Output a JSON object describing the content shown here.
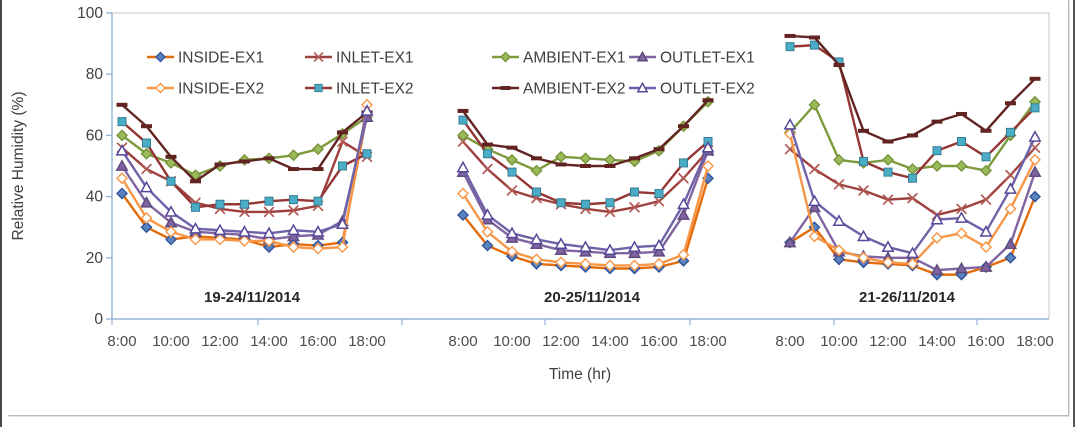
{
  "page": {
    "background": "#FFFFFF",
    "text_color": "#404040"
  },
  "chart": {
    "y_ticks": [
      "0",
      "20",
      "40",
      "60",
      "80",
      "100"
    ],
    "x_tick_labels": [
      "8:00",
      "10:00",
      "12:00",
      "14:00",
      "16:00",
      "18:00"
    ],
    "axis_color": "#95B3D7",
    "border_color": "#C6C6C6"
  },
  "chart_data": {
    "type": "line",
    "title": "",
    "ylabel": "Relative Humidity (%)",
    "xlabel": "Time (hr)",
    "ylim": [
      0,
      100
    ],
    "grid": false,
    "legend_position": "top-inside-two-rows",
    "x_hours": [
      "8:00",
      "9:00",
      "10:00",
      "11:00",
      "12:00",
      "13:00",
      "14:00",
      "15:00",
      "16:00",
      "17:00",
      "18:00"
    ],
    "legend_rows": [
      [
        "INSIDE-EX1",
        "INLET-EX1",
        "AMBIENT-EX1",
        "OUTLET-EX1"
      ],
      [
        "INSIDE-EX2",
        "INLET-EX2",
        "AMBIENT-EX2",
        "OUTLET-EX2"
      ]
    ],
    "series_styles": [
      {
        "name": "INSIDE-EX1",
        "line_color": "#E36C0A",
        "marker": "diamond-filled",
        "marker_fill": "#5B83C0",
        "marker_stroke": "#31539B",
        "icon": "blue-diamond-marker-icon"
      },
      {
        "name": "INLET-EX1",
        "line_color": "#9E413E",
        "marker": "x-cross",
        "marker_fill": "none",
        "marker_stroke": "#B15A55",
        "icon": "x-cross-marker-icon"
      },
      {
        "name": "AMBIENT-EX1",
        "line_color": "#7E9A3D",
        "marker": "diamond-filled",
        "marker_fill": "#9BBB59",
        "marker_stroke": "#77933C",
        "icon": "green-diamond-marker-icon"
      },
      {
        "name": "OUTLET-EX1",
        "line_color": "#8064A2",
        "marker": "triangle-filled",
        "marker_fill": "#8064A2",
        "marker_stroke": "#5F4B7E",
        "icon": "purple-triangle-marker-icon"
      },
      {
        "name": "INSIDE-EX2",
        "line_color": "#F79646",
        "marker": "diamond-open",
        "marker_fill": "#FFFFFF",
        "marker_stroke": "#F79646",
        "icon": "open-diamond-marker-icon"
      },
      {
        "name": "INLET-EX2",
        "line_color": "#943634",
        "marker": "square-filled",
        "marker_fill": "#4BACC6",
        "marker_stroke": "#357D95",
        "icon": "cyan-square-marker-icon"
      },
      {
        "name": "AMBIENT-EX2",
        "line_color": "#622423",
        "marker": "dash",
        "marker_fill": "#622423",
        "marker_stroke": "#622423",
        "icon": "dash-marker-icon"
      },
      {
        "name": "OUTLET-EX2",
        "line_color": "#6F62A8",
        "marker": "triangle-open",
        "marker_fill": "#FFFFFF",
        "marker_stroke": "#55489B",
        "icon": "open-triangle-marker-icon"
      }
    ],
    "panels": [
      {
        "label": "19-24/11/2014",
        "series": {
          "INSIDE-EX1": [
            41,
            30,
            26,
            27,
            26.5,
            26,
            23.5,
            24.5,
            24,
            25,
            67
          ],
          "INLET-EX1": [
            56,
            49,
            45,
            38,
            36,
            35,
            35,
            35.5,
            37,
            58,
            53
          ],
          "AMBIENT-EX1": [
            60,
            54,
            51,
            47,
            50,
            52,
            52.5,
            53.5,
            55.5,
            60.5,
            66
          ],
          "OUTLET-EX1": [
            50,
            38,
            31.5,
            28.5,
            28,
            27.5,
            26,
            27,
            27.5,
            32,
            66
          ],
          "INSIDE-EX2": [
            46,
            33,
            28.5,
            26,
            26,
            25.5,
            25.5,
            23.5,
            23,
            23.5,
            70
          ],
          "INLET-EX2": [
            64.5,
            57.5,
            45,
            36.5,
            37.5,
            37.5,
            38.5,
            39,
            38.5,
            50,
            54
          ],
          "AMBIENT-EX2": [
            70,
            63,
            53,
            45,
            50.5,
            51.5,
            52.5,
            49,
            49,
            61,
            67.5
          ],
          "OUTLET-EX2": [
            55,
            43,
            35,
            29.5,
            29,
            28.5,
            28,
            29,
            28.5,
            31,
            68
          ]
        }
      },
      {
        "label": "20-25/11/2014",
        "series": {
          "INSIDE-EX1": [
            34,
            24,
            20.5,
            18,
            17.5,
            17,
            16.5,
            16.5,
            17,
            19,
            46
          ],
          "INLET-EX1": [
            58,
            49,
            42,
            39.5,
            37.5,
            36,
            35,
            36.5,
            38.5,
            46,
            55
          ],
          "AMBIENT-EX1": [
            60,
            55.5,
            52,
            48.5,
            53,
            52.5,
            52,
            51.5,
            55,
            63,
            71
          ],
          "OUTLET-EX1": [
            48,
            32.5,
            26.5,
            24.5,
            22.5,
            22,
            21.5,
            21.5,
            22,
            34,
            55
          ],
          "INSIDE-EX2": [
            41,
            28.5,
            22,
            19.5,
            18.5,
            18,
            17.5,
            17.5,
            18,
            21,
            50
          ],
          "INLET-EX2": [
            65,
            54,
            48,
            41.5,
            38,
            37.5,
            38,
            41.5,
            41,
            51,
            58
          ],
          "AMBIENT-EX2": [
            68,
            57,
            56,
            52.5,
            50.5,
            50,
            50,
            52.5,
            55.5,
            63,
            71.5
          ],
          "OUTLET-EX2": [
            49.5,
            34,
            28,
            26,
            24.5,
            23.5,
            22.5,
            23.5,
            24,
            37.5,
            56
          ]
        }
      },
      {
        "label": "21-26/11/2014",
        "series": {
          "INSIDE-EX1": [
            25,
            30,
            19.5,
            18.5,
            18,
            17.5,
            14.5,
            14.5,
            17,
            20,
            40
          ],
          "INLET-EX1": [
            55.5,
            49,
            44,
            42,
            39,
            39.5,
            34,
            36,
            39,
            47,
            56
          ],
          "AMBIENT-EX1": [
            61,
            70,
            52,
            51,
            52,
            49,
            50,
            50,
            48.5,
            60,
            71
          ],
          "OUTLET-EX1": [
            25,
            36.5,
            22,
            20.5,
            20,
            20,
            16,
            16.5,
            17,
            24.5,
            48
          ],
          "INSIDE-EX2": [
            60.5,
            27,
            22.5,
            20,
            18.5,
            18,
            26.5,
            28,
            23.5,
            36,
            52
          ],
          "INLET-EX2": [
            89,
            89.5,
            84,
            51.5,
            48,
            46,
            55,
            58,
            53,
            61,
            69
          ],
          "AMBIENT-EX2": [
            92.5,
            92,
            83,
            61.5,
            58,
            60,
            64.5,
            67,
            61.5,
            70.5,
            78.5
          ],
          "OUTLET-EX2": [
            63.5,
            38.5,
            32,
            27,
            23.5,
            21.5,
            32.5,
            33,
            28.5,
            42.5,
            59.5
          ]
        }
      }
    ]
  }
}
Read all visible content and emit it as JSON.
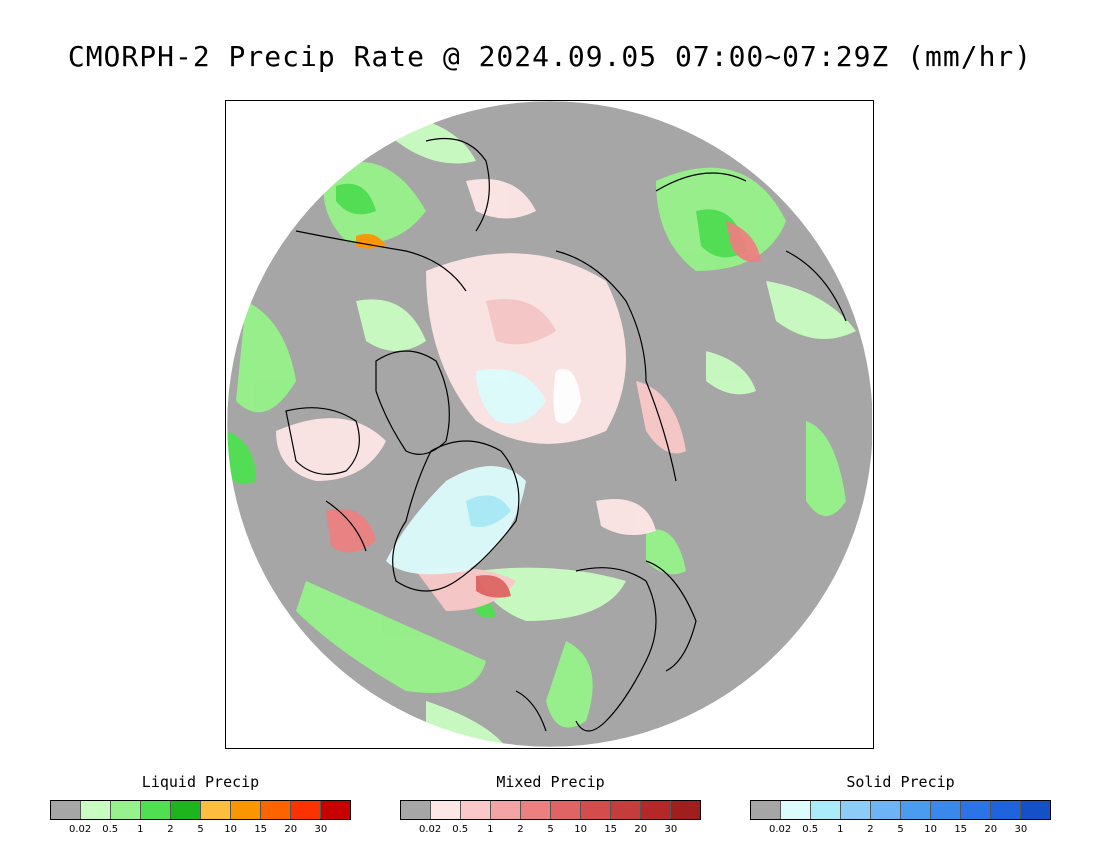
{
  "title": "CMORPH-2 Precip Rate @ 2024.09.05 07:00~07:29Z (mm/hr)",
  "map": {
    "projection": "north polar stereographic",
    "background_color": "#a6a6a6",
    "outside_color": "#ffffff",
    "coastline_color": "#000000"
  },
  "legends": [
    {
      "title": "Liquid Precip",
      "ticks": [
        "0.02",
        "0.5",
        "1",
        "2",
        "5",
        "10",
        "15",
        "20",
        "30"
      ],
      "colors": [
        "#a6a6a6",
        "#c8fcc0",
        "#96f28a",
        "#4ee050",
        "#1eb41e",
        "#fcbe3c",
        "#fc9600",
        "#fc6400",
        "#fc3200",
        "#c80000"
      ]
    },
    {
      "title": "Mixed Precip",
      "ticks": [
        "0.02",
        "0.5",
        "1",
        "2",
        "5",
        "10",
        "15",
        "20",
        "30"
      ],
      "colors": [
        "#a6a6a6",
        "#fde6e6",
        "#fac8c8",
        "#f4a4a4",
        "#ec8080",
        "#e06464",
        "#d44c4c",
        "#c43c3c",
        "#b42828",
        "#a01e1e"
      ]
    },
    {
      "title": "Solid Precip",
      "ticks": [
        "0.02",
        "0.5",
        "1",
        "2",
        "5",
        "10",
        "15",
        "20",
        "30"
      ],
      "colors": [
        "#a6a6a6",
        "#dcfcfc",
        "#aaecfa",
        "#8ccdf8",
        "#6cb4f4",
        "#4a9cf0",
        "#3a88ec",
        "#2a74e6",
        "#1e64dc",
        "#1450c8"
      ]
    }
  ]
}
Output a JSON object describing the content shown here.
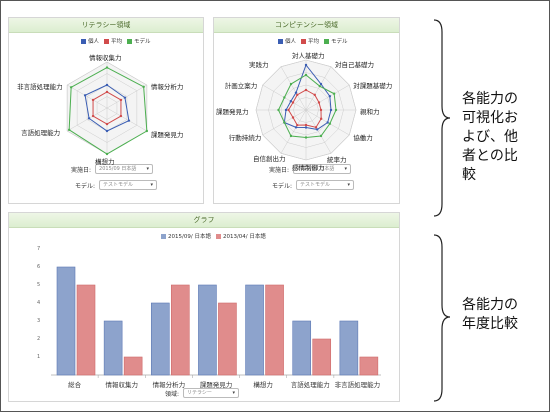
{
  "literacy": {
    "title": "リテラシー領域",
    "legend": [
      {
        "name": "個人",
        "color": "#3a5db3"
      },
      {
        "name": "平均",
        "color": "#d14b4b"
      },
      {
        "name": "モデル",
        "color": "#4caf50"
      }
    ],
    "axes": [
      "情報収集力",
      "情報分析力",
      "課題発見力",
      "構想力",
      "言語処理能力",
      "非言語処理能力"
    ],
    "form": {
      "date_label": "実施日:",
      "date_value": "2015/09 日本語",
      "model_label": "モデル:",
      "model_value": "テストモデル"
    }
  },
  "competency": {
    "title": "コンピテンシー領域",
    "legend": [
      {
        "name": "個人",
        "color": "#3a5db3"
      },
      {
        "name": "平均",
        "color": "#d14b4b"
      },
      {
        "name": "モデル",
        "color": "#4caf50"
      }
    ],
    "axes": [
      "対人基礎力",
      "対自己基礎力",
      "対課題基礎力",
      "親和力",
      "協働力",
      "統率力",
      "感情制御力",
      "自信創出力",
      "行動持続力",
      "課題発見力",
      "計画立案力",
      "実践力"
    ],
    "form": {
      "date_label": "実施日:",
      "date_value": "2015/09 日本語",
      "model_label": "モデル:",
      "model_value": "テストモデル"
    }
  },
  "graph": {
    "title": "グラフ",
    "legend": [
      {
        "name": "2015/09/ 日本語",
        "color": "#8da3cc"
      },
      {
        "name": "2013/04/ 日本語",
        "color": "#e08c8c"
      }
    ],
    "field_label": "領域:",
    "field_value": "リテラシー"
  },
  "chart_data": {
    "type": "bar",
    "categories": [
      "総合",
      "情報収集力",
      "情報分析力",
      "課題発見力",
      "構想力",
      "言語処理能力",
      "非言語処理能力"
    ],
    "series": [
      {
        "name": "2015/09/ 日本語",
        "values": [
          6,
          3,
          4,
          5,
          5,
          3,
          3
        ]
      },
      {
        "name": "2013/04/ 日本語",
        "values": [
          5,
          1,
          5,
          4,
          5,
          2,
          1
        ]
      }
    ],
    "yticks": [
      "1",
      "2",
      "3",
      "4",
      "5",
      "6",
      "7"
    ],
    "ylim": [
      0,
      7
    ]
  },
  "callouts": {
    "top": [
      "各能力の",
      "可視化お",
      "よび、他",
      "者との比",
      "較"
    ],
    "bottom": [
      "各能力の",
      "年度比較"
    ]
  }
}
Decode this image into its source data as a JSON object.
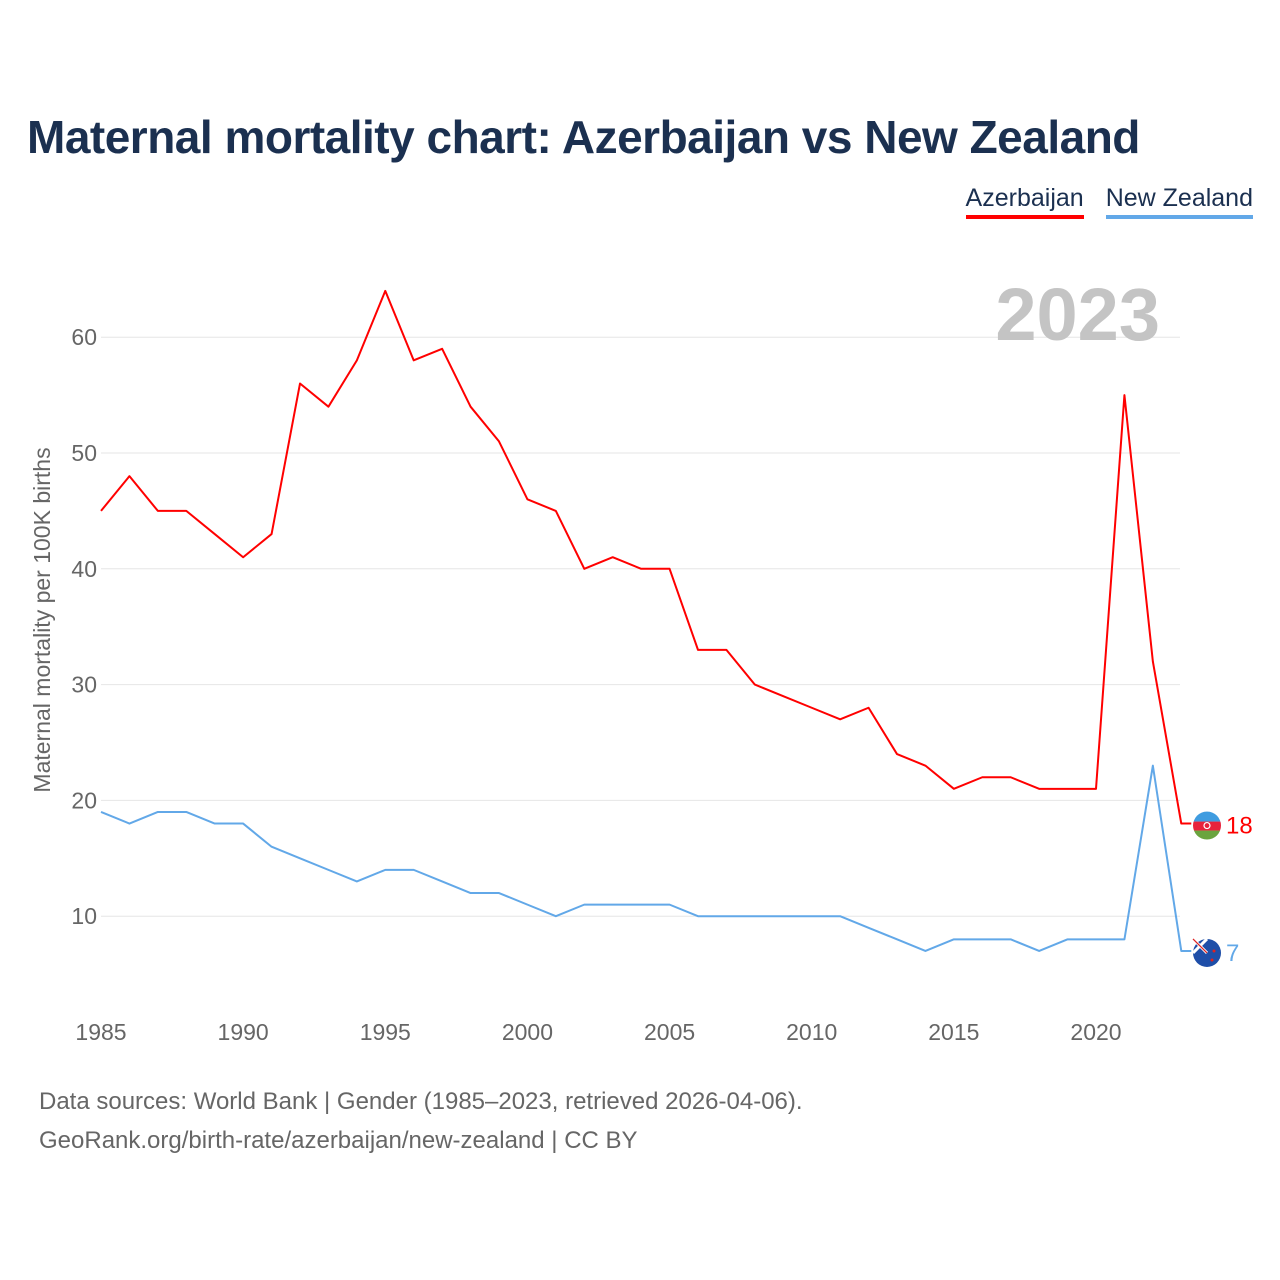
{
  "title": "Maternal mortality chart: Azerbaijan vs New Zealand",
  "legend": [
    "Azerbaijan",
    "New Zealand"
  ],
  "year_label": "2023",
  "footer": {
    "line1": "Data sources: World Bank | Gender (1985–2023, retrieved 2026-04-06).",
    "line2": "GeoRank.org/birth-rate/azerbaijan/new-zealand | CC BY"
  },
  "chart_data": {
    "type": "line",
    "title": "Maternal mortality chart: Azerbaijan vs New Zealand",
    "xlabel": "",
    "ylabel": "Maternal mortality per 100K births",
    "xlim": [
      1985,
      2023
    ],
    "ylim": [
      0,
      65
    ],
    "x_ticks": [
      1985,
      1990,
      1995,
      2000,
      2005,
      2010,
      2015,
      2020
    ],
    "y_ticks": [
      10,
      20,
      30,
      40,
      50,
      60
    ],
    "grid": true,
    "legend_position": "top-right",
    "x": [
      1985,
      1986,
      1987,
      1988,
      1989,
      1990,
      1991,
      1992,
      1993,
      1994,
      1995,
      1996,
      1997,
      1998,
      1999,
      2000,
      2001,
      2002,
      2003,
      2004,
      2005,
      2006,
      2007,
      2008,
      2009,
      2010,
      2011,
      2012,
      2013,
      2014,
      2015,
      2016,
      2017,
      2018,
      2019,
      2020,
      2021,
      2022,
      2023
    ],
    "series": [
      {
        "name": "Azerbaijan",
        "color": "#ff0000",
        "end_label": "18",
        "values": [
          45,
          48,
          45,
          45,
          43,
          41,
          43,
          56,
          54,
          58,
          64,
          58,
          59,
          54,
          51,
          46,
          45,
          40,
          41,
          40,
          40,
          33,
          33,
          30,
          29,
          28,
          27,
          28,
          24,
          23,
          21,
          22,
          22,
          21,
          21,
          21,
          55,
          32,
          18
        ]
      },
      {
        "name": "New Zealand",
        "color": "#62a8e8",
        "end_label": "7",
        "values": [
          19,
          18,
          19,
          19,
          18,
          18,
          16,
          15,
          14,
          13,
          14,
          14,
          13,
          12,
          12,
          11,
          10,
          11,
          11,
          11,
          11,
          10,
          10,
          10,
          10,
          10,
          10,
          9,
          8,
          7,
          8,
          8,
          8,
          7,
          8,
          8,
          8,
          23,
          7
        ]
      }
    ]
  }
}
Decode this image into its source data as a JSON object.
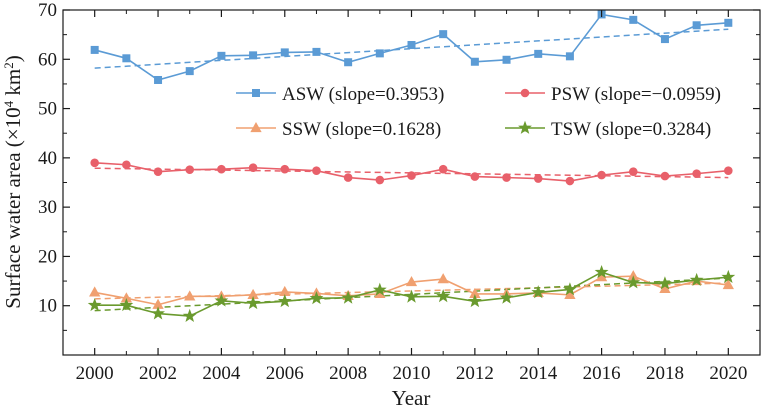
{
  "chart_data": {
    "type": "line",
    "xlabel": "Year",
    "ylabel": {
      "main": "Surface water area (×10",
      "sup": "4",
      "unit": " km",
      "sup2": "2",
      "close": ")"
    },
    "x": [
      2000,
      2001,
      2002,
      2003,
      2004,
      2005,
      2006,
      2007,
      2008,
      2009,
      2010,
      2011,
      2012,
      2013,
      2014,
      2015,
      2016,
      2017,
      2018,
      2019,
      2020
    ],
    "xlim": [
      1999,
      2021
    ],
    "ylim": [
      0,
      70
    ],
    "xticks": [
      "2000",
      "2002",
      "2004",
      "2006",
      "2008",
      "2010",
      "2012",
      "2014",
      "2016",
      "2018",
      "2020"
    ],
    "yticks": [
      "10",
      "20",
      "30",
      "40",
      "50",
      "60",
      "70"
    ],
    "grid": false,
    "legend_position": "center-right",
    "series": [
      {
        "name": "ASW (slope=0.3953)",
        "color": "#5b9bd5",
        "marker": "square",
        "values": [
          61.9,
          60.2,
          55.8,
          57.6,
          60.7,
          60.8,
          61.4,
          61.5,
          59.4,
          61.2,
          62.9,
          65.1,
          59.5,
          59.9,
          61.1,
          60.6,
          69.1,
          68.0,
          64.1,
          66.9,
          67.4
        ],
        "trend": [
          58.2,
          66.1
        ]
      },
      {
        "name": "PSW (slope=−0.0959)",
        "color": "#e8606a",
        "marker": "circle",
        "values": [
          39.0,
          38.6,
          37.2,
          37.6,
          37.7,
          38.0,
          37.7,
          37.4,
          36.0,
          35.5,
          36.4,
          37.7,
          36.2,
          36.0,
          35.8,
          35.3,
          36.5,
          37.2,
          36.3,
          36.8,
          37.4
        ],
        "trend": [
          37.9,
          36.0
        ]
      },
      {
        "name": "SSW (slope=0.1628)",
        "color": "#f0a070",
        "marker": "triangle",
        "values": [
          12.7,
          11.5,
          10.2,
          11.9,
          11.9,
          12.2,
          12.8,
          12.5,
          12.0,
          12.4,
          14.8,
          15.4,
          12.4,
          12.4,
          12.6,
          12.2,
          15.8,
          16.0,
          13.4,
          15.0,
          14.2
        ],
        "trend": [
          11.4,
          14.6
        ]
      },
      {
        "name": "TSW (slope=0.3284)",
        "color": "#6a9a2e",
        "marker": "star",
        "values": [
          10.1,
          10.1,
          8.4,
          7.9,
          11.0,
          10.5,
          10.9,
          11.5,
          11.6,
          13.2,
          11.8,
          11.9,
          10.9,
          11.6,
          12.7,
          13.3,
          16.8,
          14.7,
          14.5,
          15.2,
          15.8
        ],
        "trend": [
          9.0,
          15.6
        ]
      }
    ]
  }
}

★ ★ ★ ★ ★

**The task:**
Locate and copy each line in the data above that includes the word "triangle".

**Reply:**
        "marker": "triangle-filled",
        "icon": "purple-triangle-marker-icon"
        "marker": "triangle-open",
        "icon": "open-triangle-marker-icon"
        "marker": "triangle",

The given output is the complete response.